■ **Задания**
A. Напечатайте отрывок из текста о мировых кризисах между словами "Переходный период - это, по" и "потенций и альтернатив.", включая их, без единого изменения.
B. Выведите без изменений строки записей между строками с "List UI elements" и "y-tick-label: 0 xyxy=(120,314,135,338)", включая обе эти строки.

■ **Фрагмент текста**
■ ■ ■ ■

15.04.2009 05:00
    Поделиться

    Константин Косачев: Россия может воздействовать на ситуацию в мире

    Современный мир вместе с формальной сменой тысячелетий переходит в новое качество и в содержательном смысле. Признаки такой "переходности" всем очевидны и проявляются в виде "набора" кризисов.

    Это и глобальный финансовый кризис, и кризис управляемости мировой системы (прежде всего - в рамках модели однополярности), и кризис в сфере безопасности (терроризм и радикализация религиозного и этнического экстремизма, неурегулированные конфликты и сепаратизм, угрозы системе нераспространения, международная преступность и наркобизнес).

    Переходный период - это, по определению, время не столько свершившихся фактов или безальтернативных тенденций, сколько период потенций и альтернатив.

    Но пребывание на исторической развилке подразумевает, что вектор течения мирового процесса отнюдь не предопределен заранее. Активные мировые игроки получают возможность воздействовать на ход событий, чтобы повернуть мировые "потоки" в оптимальное для себя русло.

■ ■ ■ ■

Записи набора данных

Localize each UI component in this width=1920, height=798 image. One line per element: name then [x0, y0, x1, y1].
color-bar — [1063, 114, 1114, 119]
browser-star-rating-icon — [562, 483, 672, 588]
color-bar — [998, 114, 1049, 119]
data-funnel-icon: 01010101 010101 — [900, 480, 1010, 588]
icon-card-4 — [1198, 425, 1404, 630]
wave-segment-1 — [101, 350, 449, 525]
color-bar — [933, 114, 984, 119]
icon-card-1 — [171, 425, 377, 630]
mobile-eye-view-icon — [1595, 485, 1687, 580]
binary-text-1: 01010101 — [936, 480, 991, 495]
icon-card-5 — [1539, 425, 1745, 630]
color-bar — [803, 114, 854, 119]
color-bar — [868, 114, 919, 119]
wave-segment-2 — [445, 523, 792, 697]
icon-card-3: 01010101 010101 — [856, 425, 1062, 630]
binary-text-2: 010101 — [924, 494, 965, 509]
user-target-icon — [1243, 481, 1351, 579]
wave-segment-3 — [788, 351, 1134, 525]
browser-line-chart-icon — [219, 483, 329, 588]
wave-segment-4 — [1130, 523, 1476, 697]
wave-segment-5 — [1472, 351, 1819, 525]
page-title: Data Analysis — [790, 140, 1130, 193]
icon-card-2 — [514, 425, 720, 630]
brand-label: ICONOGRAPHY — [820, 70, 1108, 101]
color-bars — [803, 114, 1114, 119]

■ ■ ■ ■

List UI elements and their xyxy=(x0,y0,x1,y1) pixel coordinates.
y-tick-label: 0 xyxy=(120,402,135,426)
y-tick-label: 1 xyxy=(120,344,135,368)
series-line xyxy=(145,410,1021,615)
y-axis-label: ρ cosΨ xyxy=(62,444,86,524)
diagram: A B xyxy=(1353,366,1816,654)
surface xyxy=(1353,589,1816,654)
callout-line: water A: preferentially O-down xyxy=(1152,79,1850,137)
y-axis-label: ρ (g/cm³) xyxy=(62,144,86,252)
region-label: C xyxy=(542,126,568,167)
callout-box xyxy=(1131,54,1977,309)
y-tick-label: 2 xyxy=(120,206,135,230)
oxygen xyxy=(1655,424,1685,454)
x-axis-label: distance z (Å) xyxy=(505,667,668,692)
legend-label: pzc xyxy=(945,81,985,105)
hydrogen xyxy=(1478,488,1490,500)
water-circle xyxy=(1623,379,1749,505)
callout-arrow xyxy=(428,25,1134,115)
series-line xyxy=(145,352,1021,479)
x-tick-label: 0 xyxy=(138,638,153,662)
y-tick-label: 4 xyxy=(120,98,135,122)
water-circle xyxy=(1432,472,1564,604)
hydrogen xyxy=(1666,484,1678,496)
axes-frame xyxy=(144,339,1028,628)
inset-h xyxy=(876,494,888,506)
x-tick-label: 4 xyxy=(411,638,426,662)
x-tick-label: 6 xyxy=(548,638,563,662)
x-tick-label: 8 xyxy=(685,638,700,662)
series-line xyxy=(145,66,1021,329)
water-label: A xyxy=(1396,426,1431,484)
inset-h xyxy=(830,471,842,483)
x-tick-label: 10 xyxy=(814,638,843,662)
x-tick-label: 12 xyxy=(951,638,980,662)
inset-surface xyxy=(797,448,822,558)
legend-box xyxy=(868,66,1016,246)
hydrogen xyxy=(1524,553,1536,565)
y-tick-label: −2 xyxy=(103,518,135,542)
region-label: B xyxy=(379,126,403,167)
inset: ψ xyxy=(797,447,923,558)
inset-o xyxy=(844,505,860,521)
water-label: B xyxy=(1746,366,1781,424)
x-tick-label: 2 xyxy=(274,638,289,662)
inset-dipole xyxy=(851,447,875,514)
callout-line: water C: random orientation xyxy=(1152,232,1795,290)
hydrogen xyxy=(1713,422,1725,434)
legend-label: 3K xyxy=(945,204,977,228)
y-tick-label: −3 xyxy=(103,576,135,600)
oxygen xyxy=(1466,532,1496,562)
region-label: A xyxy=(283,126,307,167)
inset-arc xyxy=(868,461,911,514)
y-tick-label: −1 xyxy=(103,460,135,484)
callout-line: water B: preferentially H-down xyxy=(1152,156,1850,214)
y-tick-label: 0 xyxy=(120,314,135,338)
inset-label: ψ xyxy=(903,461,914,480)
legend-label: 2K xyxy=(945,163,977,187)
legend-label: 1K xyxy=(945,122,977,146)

■ ■ ■ ■

■ **Ответы**
A.
Переходный период - это, по определению, время не столько свершившихся фактов или безальтернативных тенденций, сколько период потенций и альтернатив.

B.
List UI elements and their xyxy=(x0,y0,x1,y1) pixel coordinates.
y-tick-label: 0 xyxy=(120,402,135,426)
y-tick-label: 1 xyxy=(120,344,135,368)
series-line xyxy=(145,410,1021,615)
y-axis-label: ρ cosΨ xyxy=(62,444,86,524)
diagram: A B xyxy=(1353,366,1816,654)
surface xyxy=(1353,589,1816,654)
callout-line: water A: preferentially O-down xyxy=(1152,79,1850,137)
y-axis-label: ρ (g/cm³) xyxy=(62,144,86,252)
region-label: C xyxy=(542,126,568,167)
callout-box xyxy=(1131,54,1977,309)
y-tick-label: 2 xyxy=(120,206,135,230)
oxygen xyxy=(1655,424,1685,454)
x-axis-label: distance z (Å) xyxy=(505,667,668,692)
legend-label: pzc xyxy=(945,81,985,105)
hydrogen xyxy=(1478,488,1490,500)
water-circle xyxy=(1623,379,1749,505)
callout-arrow xyxy=(428,25,1134,115)
series-line xyxy=(145,352,1021,479)
x-tick-label: 0 xyxy=(138,638,153,662)
y-tick-label: 4 xyxy=(120,98,135,122)
water-circle xyxy=(1432,472,1564,604)
hydrogen xyxy=(1666,484,1678,496)
axes-frame xyxy=(144,339,1028,628)
inset-h xyxy=(876,494,888,506)
x-tick-label: 4 xyxy=(411,638,426,662)
x-tick-label: 6 xyxy=(548,638,563,662)
x-tick-label: 8 xyxy=(685,638,700,662)
series-line xyxy=(145,66,1021,329)
water-label: A xyxy=(1396,426,1431,484)
inset-h xyxy=(830,471,842,483)
x-tick-label: 10 xyxy=(814,638,843,662)
x-tick-label: 12 xyxy=(951,638,980,662)
inset-surface xyxy=(797,448,822,558)
legend-box xyxy=(868,66,1016,246)
hydrogen xyxy=(1524,553,1536,565)
y-tick-label: −2 xyxy=(103,518,135,542)
region-label: B xyxy=(379,126,403,167)
inset: ψ xyxy=(797,447,923,558)
inset-o xyxy=(844,505,860,521)
water-label: B xyxy=(1746,366,1781,424)
x-tick-label: 2 xyxy=(274,638,289,662)
inset-dipole xyxy=(851,447,875,514)
callout-line: water C: random orientation xyxy=(1152,232,1795,290)
hydrogen xyxy=(1713,422,1725,434)
legend-label: 3K xyxy=(945,204,977,228)
y-tick-label: −3 xyxy=(103,576,135,600)
oxygen xyxy=(1466,532,1496,562)
region-label: A xyxy=(283,126,307,167)
inset-arc xyxy=(868,461,911,514)
y-tick-label: −1 xyxy=(103,460,135,484)
callout-line: water B: preferentially H-down xyxy=(1152,156,1850,214)
y-tick-label: 0 xyxy=(120,314,135,338)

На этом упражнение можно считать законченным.